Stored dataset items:

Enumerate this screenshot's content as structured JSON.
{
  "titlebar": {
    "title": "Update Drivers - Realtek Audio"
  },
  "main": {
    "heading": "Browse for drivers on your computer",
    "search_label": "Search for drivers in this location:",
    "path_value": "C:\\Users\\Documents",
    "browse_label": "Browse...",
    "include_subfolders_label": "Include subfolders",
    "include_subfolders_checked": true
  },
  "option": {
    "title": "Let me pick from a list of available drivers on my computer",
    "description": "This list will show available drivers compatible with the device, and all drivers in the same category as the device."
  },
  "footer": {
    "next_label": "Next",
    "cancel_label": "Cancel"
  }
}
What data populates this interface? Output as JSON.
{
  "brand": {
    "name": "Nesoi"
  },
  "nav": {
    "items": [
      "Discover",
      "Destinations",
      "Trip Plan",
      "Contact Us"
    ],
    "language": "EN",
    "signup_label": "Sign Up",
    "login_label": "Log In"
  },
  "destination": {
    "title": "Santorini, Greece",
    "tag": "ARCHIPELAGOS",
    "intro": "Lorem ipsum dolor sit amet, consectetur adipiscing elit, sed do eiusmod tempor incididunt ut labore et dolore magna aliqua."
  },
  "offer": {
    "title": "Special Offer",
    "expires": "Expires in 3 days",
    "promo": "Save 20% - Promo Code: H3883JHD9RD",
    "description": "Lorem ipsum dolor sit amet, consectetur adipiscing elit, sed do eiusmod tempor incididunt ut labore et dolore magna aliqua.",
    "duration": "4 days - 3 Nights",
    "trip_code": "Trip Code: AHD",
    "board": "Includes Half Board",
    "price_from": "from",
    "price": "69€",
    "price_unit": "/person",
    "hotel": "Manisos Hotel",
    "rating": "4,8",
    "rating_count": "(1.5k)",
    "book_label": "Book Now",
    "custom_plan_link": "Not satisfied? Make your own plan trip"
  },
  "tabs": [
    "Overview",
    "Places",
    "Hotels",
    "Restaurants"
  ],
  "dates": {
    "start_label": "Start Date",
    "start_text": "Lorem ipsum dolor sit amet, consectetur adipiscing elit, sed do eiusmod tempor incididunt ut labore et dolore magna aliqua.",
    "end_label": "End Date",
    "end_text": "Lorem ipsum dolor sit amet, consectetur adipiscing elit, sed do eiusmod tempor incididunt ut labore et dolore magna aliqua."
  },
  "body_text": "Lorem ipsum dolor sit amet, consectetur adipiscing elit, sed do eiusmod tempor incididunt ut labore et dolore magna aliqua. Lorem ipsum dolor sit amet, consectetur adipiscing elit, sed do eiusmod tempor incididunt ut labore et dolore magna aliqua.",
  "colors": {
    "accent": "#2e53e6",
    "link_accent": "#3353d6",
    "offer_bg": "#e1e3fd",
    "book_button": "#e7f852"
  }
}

PROBLEM: Give every line of the material again, exactly as it reads.

OUTPUT FOR THIS TASK:
Enumerate this screenshot's content as structured JSON.
{
  "titlebar": {
    "title": "Update Drivers - Realtek Audio"
  },
  "main": {
    "heading": "Browse for drivers on your computer",
    "search_label": "Search for drivers in this location:",
    "path_value": "C:\\Users\\Documents",
    "browse_label": "Browse...",
    "include_subfolders_label": "Include subfolders",
    "include_subfolders_checked": true
  },
  "option": {
    "title": "Let me pick from a list of available drivers on my computer",
    "description": "This list will show available drivers compatible with the device, and all drivers in the same category as the device."
  },
  "footer": {
    "next_label": "Next",
    "cancel_label": "Cancel"
  }
}
What data populates this interface? Output as JSON.
{
  "brand": {
    "name": "Nesoi"
  },
  "nav": {
    "items": [
      "Discover",
      "Destinations",
      "Trip Plan",
      "Contact Us"
    ],
    "language": "EN",
    "signup_label": "Sign Up",
    "login_label": "Log In"
  },
  "destination": {
    "title": "Santorini, Greece",
    "tag": "ARCHIPELAGOS",
    "intro": "Lorem ipsum dolor sit amet, consectetur adipiscing elit, sed do eiusmod tempor incididunt ut labore et dolore magna aliqua."
  },
  "offer": {
    "title": "Special Offer",
    "expires": "Expires in 3 days",
    "promo": "Save 20% - Promo Code: H3883JHD9RD",
    "description": "Lorem ipsum dolor sit amet, consectetur adipiscing elit, sed do eiusmod tempor incididunt ut labore et dolore magna aliqua.",
    "duration": "4 days - 3 Nights",
    "trip_code": "Trip Code: AHD",
    "board": "Includes Half Board",
    "price_from": "from",
    "price": "69€",
    "price_unit": "/person",
    "hotel": "Manisos Hotel",
    "rating": "4,8",
    "rating_count": "(1.5k)",
    "book_label": "Book Now",
    "custom_plan_link": "Not satisfied? Make your own plan trip"
  },
  "tabs": [
    "Overview",
    "Places",
    "Hotels",
    "Restaurants"
  ],
  "dates": {
    "start_label": "Start Date",
    "start_text": "Lorem ipsum dolor sit amet, consectetur adipiscing elit, sed do eiusmod tempor incididunt ut labore et dolore magna aliqua.",
    "end_label": "End Date",
    "end_text": "Lorem ipsum dolor sit amet, consectetur adipiscing elit, sed do eiusmod tempor incididunt ut labore et dolore magna aliqua."
  },
  "body_text": "Lorem ipsum dolor sit amet, consectetur adipiscing elit, sed do eiusmod tempor incididunt ut labore et dolore magna aliqua. Lorem ipsum dolor sit amet, consectetur adipiscing elit, sed do eiusmod tempor incididunt ut labore et dolore magna aliqua.",
  "colors": {
    "accent": "#2e53e6",
    "link_accent": "#3353d6",
    "offer_bg": "#e1e3fd",
    "book_button": "#e7f852"
  }
}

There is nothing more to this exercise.